▶ **Request**: Check each line of the records below for the word "distribution" and copy those where it appears.
***** Dataset records *****
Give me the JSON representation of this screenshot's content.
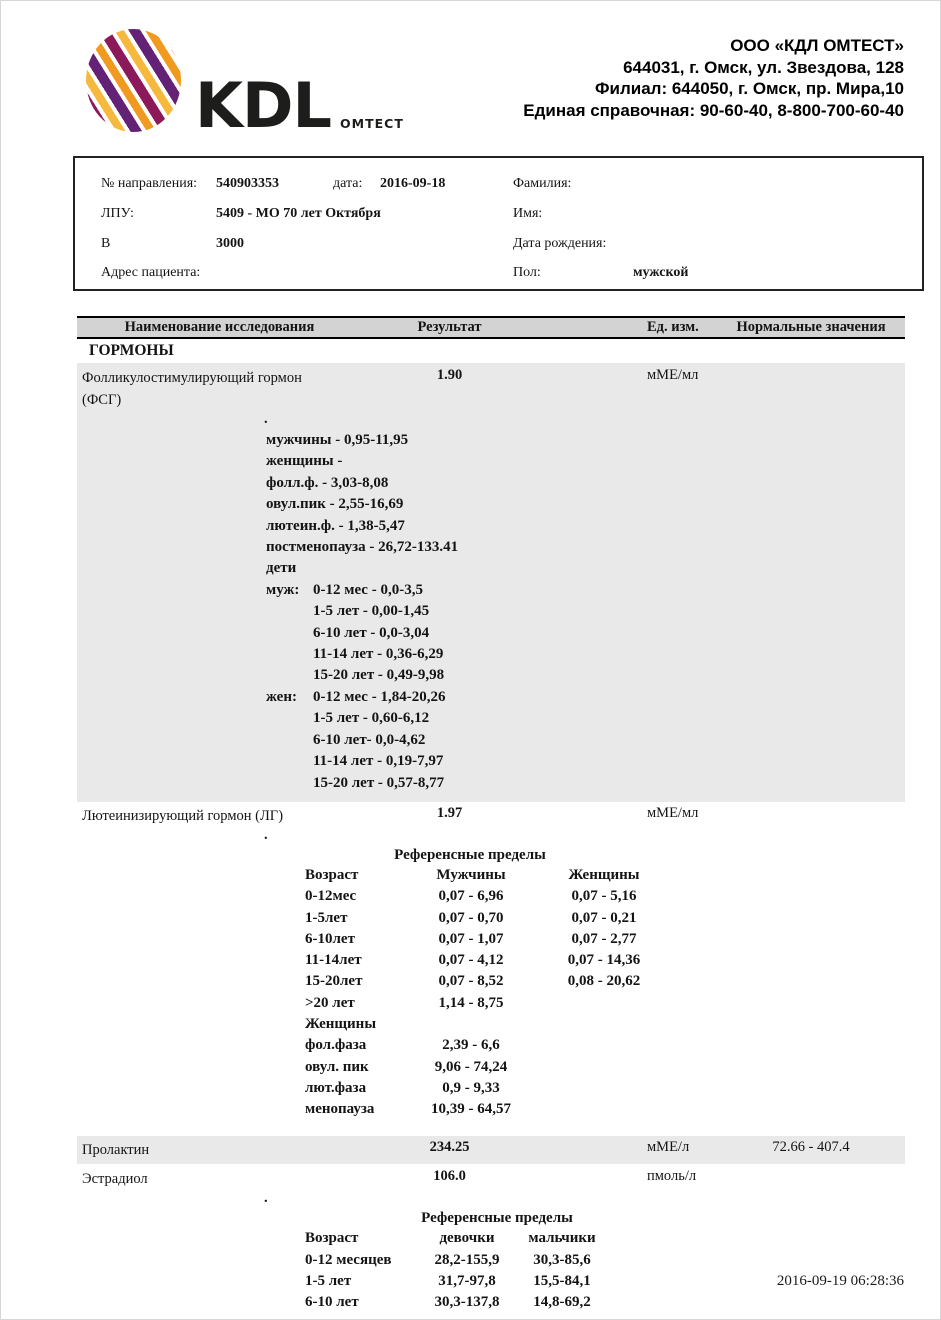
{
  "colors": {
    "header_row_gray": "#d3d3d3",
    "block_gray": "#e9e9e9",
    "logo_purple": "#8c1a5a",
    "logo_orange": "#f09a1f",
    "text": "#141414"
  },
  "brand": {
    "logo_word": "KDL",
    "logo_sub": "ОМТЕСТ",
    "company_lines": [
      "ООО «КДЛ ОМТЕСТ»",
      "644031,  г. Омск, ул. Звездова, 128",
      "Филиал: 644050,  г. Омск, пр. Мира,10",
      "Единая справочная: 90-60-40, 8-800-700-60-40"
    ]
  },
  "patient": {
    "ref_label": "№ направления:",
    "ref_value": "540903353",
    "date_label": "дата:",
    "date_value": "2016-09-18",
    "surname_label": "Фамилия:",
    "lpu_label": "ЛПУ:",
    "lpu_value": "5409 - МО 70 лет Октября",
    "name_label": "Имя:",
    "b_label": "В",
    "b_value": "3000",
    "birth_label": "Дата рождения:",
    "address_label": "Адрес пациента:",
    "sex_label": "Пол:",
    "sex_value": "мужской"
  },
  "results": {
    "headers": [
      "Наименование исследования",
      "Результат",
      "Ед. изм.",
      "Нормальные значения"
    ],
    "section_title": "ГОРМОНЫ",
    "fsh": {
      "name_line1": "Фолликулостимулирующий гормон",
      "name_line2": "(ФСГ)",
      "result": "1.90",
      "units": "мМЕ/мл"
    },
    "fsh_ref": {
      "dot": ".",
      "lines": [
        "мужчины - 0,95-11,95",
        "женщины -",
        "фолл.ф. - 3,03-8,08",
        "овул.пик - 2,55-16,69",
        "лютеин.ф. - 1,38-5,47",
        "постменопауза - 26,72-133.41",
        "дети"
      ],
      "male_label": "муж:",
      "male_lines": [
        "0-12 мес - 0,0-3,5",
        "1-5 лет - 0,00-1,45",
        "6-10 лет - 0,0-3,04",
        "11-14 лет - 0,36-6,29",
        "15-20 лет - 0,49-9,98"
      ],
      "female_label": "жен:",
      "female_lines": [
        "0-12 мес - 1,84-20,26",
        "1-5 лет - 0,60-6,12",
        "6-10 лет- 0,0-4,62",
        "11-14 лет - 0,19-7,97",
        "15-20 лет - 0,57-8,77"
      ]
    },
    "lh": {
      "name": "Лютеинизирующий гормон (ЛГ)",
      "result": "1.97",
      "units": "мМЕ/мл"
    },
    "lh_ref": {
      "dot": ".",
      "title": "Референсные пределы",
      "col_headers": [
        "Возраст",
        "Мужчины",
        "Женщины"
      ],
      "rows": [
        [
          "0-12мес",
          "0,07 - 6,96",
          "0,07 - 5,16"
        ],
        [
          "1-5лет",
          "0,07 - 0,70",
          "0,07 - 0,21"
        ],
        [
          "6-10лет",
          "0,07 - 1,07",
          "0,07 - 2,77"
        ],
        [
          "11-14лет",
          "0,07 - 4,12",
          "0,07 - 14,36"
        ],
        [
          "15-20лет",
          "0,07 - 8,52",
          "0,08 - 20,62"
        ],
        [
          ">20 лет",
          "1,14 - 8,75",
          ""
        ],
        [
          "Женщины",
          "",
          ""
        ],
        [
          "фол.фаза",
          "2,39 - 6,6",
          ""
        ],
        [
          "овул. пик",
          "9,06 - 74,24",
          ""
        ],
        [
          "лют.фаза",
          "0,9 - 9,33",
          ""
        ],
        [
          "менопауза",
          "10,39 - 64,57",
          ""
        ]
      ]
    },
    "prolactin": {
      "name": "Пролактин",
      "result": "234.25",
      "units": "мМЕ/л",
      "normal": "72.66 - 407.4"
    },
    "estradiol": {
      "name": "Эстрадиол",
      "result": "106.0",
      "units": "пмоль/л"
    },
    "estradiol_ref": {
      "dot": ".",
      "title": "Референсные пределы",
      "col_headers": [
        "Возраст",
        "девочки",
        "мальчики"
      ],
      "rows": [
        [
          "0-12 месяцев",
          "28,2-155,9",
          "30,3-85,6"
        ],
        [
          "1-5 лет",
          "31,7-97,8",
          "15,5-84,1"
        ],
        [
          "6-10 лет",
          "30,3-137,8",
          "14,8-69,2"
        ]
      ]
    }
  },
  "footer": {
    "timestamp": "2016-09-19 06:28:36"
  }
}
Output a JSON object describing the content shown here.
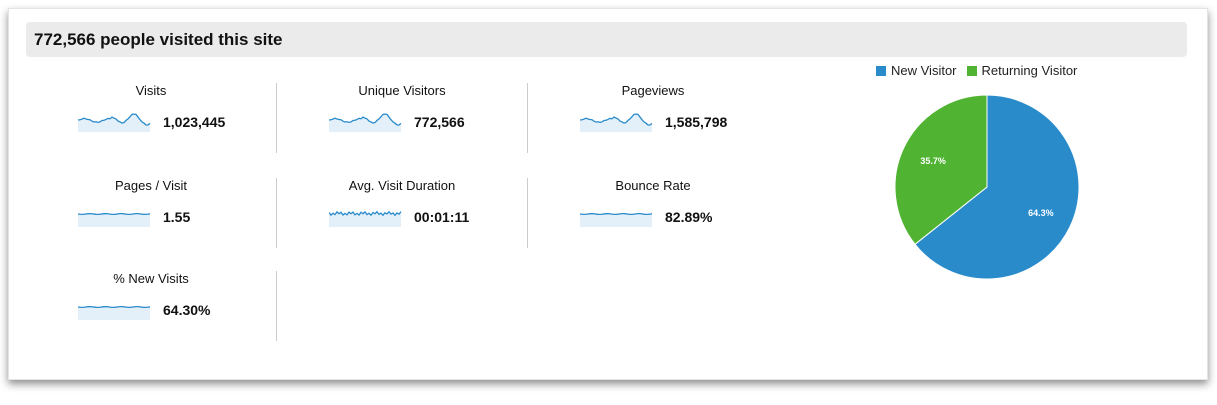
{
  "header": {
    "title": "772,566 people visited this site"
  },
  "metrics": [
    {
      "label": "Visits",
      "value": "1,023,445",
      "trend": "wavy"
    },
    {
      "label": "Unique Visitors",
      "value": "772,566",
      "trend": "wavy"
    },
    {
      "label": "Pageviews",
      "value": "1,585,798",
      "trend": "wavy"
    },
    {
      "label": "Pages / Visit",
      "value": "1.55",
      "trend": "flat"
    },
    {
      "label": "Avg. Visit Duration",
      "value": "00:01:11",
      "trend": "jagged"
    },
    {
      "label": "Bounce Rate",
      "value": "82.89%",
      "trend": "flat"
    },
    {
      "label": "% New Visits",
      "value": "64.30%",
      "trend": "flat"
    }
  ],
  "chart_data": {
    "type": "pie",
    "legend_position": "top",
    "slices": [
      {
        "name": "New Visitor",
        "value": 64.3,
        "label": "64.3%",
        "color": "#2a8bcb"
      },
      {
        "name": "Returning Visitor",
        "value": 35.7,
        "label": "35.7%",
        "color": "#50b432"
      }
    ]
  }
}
*****
***** Dataset records *****
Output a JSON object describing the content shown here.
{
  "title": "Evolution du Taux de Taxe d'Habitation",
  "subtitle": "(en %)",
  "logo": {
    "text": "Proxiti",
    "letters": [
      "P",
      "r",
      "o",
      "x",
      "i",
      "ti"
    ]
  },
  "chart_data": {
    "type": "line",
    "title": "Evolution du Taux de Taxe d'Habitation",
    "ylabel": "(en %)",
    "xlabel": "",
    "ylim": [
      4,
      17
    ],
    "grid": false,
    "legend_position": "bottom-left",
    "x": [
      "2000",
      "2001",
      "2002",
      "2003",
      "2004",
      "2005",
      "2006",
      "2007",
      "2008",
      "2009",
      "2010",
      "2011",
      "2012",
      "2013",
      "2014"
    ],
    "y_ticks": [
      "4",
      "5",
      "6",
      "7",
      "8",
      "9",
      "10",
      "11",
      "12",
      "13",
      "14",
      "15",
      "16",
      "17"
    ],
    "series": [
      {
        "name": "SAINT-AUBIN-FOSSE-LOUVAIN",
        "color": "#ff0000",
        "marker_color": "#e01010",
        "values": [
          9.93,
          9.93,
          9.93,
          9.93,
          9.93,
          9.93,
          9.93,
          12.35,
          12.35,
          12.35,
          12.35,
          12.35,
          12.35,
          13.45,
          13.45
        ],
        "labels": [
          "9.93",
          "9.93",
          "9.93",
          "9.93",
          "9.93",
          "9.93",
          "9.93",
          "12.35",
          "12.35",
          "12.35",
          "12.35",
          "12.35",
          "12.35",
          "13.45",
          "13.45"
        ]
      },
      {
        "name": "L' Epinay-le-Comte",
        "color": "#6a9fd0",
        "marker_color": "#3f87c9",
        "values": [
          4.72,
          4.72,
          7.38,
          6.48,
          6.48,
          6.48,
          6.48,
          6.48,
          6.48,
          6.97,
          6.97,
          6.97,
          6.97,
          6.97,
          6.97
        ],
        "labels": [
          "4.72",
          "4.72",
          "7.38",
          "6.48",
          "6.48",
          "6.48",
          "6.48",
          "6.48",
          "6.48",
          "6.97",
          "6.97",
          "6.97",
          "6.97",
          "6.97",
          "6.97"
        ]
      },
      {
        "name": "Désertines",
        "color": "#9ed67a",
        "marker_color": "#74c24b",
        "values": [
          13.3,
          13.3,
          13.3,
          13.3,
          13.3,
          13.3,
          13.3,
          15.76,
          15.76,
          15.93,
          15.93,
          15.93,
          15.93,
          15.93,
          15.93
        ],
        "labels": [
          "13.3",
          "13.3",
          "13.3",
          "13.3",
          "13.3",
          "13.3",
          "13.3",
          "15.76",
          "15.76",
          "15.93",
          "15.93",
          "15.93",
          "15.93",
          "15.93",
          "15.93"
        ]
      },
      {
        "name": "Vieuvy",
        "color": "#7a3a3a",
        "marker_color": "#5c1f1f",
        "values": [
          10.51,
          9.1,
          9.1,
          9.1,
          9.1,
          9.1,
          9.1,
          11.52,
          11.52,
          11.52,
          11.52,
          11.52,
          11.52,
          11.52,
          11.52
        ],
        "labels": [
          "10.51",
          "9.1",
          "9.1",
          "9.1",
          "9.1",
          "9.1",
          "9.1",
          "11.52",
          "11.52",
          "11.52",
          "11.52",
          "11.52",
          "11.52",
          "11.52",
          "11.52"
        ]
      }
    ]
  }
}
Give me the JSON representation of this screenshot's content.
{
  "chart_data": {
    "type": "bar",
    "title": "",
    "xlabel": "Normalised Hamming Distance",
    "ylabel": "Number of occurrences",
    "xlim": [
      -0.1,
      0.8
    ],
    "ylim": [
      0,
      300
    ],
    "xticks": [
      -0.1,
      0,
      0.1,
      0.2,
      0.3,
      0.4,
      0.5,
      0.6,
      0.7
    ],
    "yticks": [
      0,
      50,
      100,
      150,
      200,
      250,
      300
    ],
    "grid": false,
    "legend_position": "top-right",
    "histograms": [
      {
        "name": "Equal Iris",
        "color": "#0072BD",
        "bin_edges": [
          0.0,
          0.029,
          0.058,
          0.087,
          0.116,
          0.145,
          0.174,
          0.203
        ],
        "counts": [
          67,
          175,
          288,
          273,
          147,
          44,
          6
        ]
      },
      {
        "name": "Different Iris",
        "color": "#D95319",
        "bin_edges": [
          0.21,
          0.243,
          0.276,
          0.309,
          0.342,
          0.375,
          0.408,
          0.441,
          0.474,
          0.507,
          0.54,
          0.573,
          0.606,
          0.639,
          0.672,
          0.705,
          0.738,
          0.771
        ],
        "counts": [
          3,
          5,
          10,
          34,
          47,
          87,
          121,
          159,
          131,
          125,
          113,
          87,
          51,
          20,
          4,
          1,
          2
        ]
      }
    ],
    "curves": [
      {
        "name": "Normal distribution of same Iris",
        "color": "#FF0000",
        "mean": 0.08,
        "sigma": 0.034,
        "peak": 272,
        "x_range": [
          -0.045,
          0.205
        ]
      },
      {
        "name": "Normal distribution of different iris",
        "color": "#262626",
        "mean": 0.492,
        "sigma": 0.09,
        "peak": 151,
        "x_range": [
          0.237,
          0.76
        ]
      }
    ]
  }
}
*****
▶ **Correct response**:
        "name": "Normal distribution of same Iris",
        "name": "Normal distribution of different iris",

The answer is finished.